What you need to do:
[1] Does the PTNA thread support each of these statements: (a) the Overpass API queries are being replaced all at once, (b) every network will be changed, (c) the statistics page has three new columns under "Filter Planet Extract"? Answer yes or no for each, quoting the deciding words.
[2] Copy a passage from the PTNA thread word for word: begin at the words "Q: Will my ‘network’" and stop after the words "of the switchover?".

Extracted text:
PTNA: news for Public Transport Network Analysis

ToniE · July 22, 2024, 4:41pm

PTNA is currently undergoing major renovations:

Overpass API queries are being replaced by queries towards ‘osmium’ based on planet extracts, step by step.

Q: Why all this?
A: PTNA reaches / exceeds the fair use limit for Overpass API queries

Q: Will my ‘network’ / analysis be affected?
A: Almost all ‘network’ will be changed. But only “almost all”.

Q: Will I see differences?
A: No, at least that is the goal. But: Queries to Overpass and queries to ‘osmium tags-filter’ are different. So there might be some difference. Please report any strange differences. Fine-Tuning will take place then.

Q: When will it start?
A: Tonight we start with parts of Germany in the UTC+01 time zone: DE-BY-CBB (already available), DE-BY-RVO and DE-NW-VRR. I hope it will run without any problems.

Q: Where can I see the current status of the switchover?
A: The statistics page has 3 new columns under “Filter Planet Extract” and a time zone specific output (see: UTC+01)

Thanks to @Jochen_Topf for the discussions on ‘osmium’ during the FOSSGIS OSM Community Meeting 2024 number 21

JesseFTW · July 22, 2024, 11:00pm

I assume you considered and rejected the idea of running a private Overpass server, just for PTNA – that would avoid needing to change the queries, at the cost of having to set up a full overpass server, and keep it populated with data.

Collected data
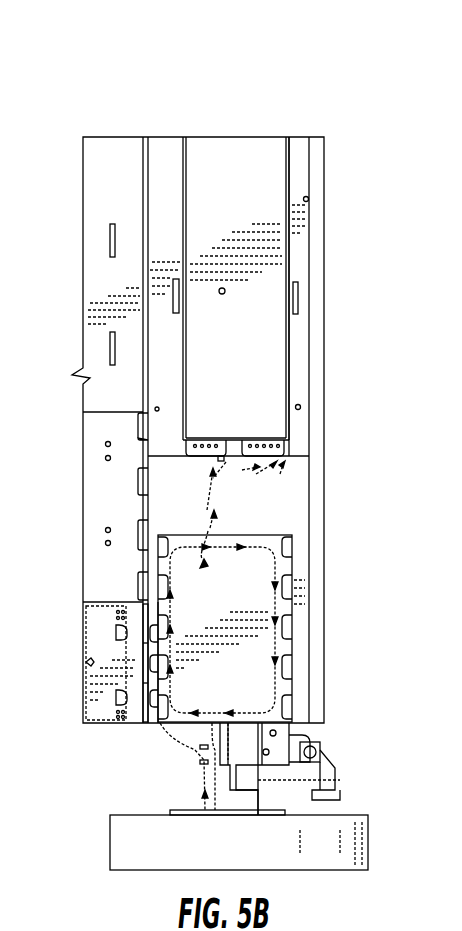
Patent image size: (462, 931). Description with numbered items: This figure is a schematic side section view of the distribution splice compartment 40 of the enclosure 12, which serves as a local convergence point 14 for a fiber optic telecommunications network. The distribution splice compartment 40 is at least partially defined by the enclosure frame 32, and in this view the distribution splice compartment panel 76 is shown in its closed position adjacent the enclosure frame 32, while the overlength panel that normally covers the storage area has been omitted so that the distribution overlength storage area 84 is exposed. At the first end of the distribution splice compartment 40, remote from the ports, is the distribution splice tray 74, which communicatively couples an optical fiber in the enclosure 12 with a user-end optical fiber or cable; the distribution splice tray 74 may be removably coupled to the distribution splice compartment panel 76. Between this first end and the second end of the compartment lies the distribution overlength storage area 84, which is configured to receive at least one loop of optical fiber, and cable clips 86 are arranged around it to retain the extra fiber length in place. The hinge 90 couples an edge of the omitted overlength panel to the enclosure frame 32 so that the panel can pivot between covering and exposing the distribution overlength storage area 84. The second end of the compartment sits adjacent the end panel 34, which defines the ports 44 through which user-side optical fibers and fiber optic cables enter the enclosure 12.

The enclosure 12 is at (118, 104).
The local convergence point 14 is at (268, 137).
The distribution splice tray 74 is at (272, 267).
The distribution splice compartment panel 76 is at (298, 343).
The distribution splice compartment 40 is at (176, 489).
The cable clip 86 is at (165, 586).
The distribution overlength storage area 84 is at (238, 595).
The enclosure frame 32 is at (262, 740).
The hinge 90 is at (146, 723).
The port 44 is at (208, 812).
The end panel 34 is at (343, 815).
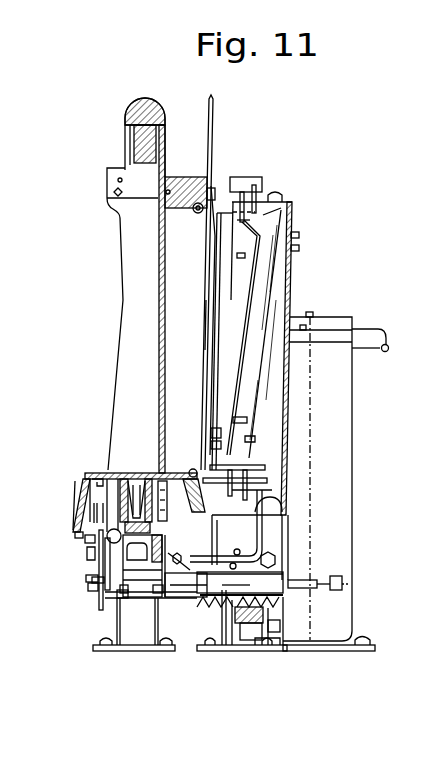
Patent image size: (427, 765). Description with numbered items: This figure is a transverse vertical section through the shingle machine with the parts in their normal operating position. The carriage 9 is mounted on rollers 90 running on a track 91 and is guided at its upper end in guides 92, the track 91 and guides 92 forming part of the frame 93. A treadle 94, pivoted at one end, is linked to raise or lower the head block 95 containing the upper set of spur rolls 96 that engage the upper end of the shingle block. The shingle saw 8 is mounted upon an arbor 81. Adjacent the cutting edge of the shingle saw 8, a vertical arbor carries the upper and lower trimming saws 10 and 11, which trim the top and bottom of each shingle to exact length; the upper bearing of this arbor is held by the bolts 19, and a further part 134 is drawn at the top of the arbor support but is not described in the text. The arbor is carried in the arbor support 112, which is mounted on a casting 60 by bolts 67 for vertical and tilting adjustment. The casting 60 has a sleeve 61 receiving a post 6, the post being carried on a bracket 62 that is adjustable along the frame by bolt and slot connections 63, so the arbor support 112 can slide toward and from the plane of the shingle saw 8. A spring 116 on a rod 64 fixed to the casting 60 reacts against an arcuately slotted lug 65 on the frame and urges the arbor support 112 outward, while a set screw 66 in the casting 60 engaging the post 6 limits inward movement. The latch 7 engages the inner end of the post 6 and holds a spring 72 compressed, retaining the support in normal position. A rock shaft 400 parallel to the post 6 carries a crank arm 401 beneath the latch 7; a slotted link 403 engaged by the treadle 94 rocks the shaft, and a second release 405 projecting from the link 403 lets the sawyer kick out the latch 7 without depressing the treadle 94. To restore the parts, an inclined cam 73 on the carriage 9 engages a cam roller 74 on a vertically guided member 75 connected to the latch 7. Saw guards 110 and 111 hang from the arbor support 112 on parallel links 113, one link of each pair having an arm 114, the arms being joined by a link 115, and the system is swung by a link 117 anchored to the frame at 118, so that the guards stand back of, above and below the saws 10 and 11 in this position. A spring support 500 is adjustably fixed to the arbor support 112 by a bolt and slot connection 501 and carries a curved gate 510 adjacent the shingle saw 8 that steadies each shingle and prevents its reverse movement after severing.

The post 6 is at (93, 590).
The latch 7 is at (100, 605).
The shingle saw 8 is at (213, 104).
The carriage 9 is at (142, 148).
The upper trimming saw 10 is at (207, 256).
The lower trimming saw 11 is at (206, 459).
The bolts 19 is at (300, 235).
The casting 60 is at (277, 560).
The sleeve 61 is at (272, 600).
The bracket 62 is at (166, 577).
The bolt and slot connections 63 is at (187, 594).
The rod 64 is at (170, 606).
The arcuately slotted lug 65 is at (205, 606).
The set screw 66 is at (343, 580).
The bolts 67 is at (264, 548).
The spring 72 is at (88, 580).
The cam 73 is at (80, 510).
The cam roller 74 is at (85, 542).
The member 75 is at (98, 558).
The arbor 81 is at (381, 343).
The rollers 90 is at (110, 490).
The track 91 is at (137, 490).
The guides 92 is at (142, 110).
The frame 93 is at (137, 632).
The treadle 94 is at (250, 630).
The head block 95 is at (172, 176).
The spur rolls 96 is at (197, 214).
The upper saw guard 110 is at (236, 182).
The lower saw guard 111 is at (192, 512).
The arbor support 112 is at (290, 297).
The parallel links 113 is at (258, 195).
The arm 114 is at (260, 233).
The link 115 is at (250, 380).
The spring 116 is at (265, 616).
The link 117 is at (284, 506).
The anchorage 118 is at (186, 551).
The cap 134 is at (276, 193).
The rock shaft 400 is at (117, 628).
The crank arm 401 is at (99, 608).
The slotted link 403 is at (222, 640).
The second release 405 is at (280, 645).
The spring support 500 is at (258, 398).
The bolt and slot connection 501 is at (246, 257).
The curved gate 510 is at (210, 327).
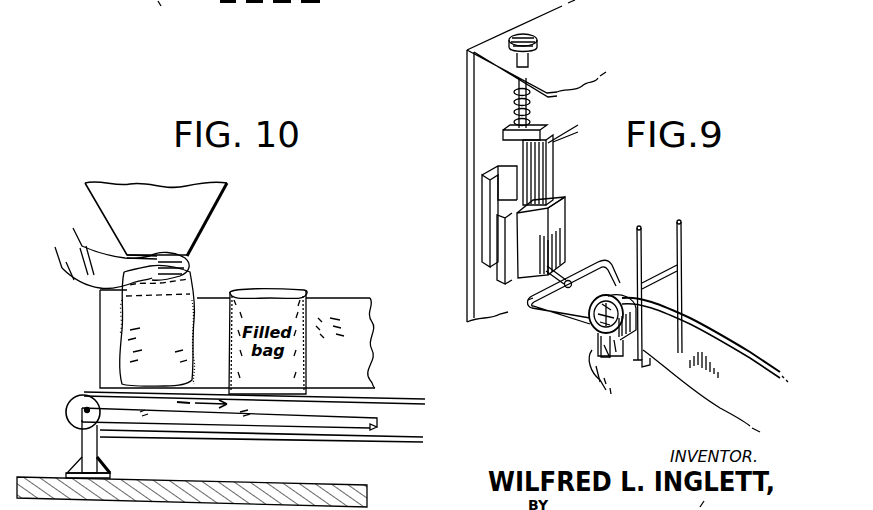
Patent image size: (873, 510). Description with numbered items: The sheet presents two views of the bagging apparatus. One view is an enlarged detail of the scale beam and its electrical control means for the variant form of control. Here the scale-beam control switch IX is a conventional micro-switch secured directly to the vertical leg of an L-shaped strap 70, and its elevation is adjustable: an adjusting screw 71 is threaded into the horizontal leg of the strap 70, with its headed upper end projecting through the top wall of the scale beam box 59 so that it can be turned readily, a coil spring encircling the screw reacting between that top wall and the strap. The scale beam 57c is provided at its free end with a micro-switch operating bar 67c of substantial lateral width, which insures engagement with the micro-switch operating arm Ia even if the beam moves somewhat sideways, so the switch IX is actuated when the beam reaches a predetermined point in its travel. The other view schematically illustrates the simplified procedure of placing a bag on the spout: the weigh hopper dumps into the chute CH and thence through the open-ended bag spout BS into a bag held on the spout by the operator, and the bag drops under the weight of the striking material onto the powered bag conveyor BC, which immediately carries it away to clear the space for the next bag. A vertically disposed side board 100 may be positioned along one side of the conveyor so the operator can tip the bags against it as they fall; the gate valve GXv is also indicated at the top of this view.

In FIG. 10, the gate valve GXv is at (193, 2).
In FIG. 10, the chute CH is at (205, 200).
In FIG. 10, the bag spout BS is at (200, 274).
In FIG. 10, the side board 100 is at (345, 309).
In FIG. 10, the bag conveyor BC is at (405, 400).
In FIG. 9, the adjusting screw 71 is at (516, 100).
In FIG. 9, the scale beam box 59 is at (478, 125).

Solutions by task:
[1]
(a) No: "step by step."
(b) No: "Almost all ‘network’ will be changed. But only “almost all”."
(c) Yes: "The statistics page has 3 new columns under “Filter Planet Extract”"

[2]
Q: Will my ‘network’ / analysis be affected?
A: Almost all ‘network’ will be changed. But only “almost all”.

Q: Will I see differences?
A: No, at least that is the goal. But: Queries to Overpass and queries to ‘osmium tags-filter’ are different. So there might be some difference. Please report any strange differences. Fine-Tuning will take place then.

Q: When will it start?
A: Tonight we start with parts of Germany in the UTC+01 time zone: DE-BY-CBB (already available), DE-BY-RVO and DE-NW-VRR. I hope it will run without any problems.

Q: Where can I see the current status of the switchover?